## begin Stored records

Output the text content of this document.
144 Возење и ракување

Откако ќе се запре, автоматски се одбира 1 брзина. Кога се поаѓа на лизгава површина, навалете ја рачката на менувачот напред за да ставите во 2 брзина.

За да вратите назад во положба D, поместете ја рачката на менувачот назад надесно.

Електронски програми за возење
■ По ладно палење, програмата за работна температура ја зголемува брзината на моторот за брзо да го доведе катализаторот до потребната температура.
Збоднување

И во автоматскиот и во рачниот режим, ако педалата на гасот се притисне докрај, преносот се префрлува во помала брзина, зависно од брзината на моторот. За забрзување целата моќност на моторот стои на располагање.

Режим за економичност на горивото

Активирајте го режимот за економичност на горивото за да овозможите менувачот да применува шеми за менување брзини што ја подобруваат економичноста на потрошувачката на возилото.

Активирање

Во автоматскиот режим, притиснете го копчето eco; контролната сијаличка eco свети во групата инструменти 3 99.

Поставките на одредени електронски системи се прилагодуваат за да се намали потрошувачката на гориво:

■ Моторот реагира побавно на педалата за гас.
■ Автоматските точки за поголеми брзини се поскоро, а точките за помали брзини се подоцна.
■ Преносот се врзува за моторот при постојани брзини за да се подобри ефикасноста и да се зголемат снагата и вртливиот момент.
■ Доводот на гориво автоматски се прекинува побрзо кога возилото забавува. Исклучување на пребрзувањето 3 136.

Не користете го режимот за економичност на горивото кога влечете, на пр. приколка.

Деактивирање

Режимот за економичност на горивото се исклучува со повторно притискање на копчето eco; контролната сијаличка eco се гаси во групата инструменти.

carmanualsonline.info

## end Stored records

## Your goal
Extract every record. Keep wording exact.

## Output of the exercise
Output the text content of this document.
144 Возење и ракување

Откако ќе се запре, автоматски се одбира 1 брзина. Кога се поаѓа на лизгава површина, навалете ја рачката на менувачот напред за да ставите во 2 брзина.

За да вратите назад во положба D, поместете ја рачката на менувачот назад надесно.

Електронски програми за возење
■ По ладно палење, програмата за работна температура ја зголемува брзината на моторот за брзо да го доведе катализаторот до потребната температура.
Збоднување

И во автоматскиот и во рачниот режим, ако педалата на гасот се притисне докрај, преносот се префрлува во помала брзина, зависно од брзината на моторот. За забрзување целата моќност на моторот стои на располагање.

Режим за економичност на горивото

Активирајте го режимот за економичност на горивото за да овозможите менувачот да применува шеми за менување брзини што ја подобруваат економичноста на потрошувачката на возилото.

Активирање

Во автоматскиот режим, притиснете го копчето eco; контролната сијаличка eco свети во групата инструменти 3 99.

Поставките на одредени електронски системи се прилагодуваат за да се намали потрошувачката на гориво:

■ Моторот реагира побавно на педалата за гас.
■ Автоматските точки за поголеми брзини се поскоро, а точките за помали брзини се подоцна.
■ Преносот се врзува за моторот при постојани брзини за да се подобри ефикасноста и да се зголемат снагата и вртливиот момент.
■ Доводот на гориво автоматски се прекинува побрзо кога возилото забавува. Исклучување на пребрзувањето 3 136.

Не користете го режимот за економичност на горивото кога влечете, на пр. приколка.

Деактивирање

Режимот за економичност на горивото се исклучува со повторно притискање на копчето eco; контролната сијаличка eco се гаси во групата инструменти.

carmanualsonline.info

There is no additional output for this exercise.